**Exercise instructions**
Take every line from the listing below that includes "current" and copy it.

[Stored data]
-*-

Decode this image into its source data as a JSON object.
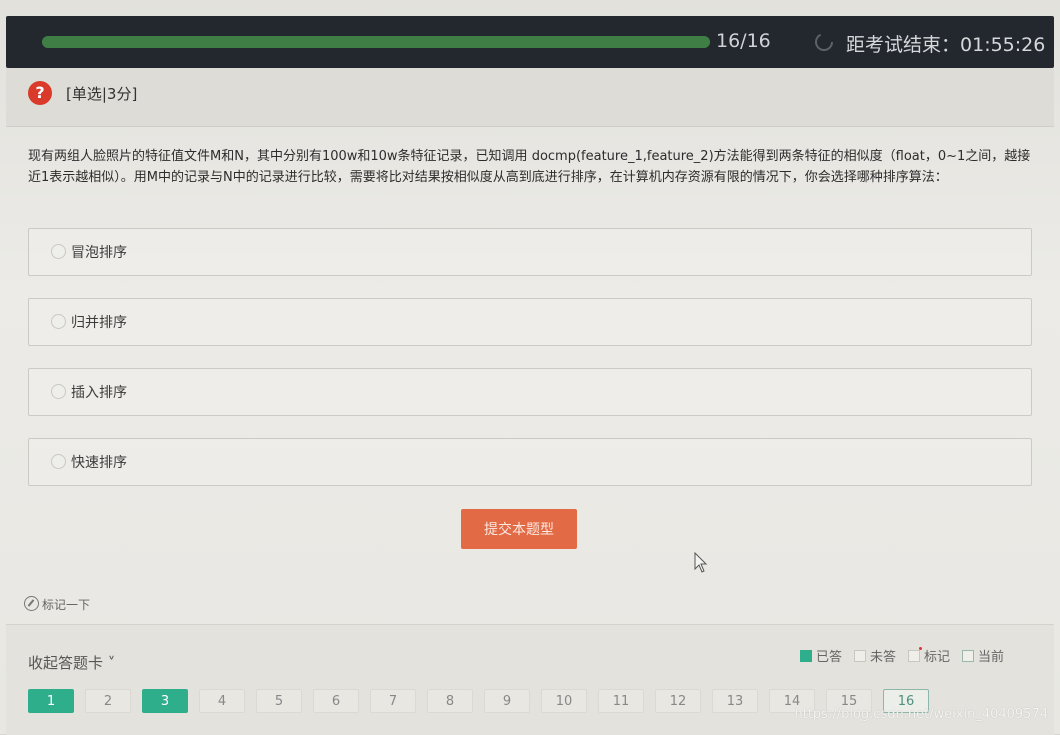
{
  "progress": {
    "current": 16,
    "total": 16,
    "label": "16/16",
    "fill_fraction": 1.0
  },
  "timer": {
    "label": "距考试结束：",
    "value": "01:55:26"
  },
  "question": {
    "type_label": "[单选|3分]",
    "text": "现有两组人脸照片的特征值文件M和N，其中分别有100w和10w条特征记录，已知调用 docmp(feature_1,feature_2)方法能得到两条特征的相似度（float，0~1之间，越接近1表示越相似）。用M中的记录与N中的记录进行比较，需要将比对结果按相似度从高到底进行排序，在计算机内存资源有限的情况下，你会选择哪种排序算法：",
    "options": [
      {
        "label": "冒泡排序"
      },
      {
        "label": "归并排序"
      },
      {
        "label": "插入排序"
      },
      {
        "label": "快速排序"
      }
    ]
  },
  "submit_label": "提交本题型",
  "mark_label": "标记一下",
  "answer_card": {
    "collapse_label": "收起答题卡 ˅",
    "legend": {
      "answered": "已答",
      "unanswered": "未答",
      "marked": "标记",
      "current": "当前"
    },
    "numbers": [
      {
        "label": "1",
        "state": "answered"
      },
      {
        "label": "2",
        "state": "unanswered"
      },
      {
        "label": "3",
        "state": "answered"
      },
      {
        "label": "4",
        "state": "unanswered"
      },
      {
        "label": "5",
        "state": "unanswered"
      },
      {
        "label": "6",
        "state": "unanswered"
      },
      {
        "label": "7",
        "state": "unanswered"
      },
      {
        "label": "8",
        "state": "unanswered"
      },
      {
        "label": "9",
        "state": "unanswered"
      },
      {
        "label": "10",
        "state": "unanswered"
      },
      {
        "label": "11",
        "state": "unanswered"
      },
      {
        "label": "12",
        "state": "unanswered"
      },
      {
        "label": "13",
        "state": "unanswered"
      },
      {
        "label": "14",
        "state": "unanswered"
      },
      {
        "label": "15",
        "state": "unanswered"
      },
      {
        "label": "16",
        "state": "current"
      }
    ]
  },
  "watermark": "https://blog.csdn.net/weixin_40409574",
  "colors": {
    "accent_green": "#2fae8c",
    "submit_orange": "#e26a45",
    "help_red": "#d93a2a",
    "topbar_dark": "#23272e"
  },
  "icons": {
    "help": "question-circle-icon",
    "clock": "clock-icon",
    "mark": "pen-icon",
    "cursor": "mouse-pointer-icon"
  }
}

-*-

**Expected answer**
    "current": 16,
      "current": "当前"
        "state": "current"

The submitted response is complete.